Reproduce every line of the data below word for word, leaving out the pictures.
*** RECORDS SUPPLIED
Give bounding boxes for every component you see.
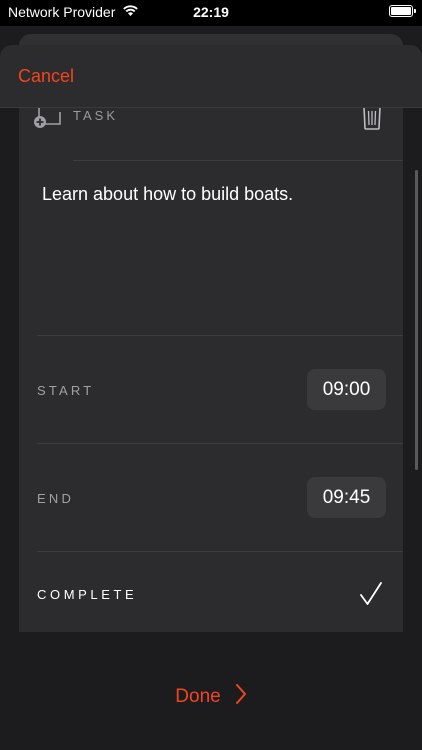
status-time: 22:19 [193, 4, 229, 20]
task-section-label: TASK [73, 108, 118, 123]
task-editor-card: TASK Learn about how to build boats. STA… [19, 100, 403, 632]
start-divider [37, 443, 403, 444]
done-button[interactable]: Done [0, 684, 422, 710]
end-label: END [37, 491, 75, 506]
task-text[interactable]: Learn about how to build boats. [42, 184, 293, 205]
cancel-button[interactable]: Cancel [18, 66, 74, 87]
end-time-button[interactable]: 09:45 [307, 477, 386, 518]
start-time-button[interactable]: 09:00 [307, 369, 386, 410]
checkmark-icon[interactable] [359, 582, 383, 611]
end-divider [37, 551, 403, 552]
start-label: START [37, 383, 95, 398]
status-bar: Network Provider 22:19 [0, 0, 422, 26]
scrollbar[interactable] [415, 170, 418, 470]
battery-icon [389, 5, 416, 17]
task-header-divider [73, 160, 403, 161]
task-body-divider [37, 335, 403, 336]
done-label: Done [175, 686, 221, 707]
trash-icon[interactable] [361, 104, 383, 135]
complete-label: COMPLETE [37, 587, 138, 602]
sheet-nav-bar: Cancel [0, 45, 422, 108]
chevron-right-icon [235, 684, 247, 710]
******
-- ANSWER TO THIS EXERCISE --
Give bounding boxes for every component you see.
status-time: 22:19 [193, 4, 229, 20]
task-section-label: TASK [73, 108, 118, 123]
task-editor-card: TASK Learn about how to build boats. STA… [19, 100, 403, 632]
start-divider [37, 443, 403, 444]
done-button[interactable]: Done [0, 684, 422, 710]
end-label: END [37, 491, 75, 506]
task-text[interactable]: Learn about how to build boats. [42, 184, 293, 205]
cancel-button[interactable]: Cancel [18, 66, 74, 87]
end-time-button[interactable]: 09:45 [307, 477, 386, 518]
start-time-button[interactable]: 09:00 [307, 369, 386, 410]
checkmark-icon[interactable] [359, 582, 383, 611]
end-divider [37, 551, 403, 552]
start-label: START [37, 383, 95, 398]
status-bar: Network Provider 22:19 [0, 0, 422, 26]
scrollbar[interactable] [415, 170, 418, 470]
battery-icon [389, 5, 416, 17]
task-header-divider [73, 160, 403, 161]
task-body-divider [37, 335, 403, 336]
done-label: Done [175, 686, 221, 707]
trash-icon[interactable] [361, 104, 383, 135]
complete-label: COMPLETE [37, 587, 138, 602]
sheet-nav-bar: Cancel [0, 45, 422, 108]
chevron-right-icon [235, 684, 247, 710]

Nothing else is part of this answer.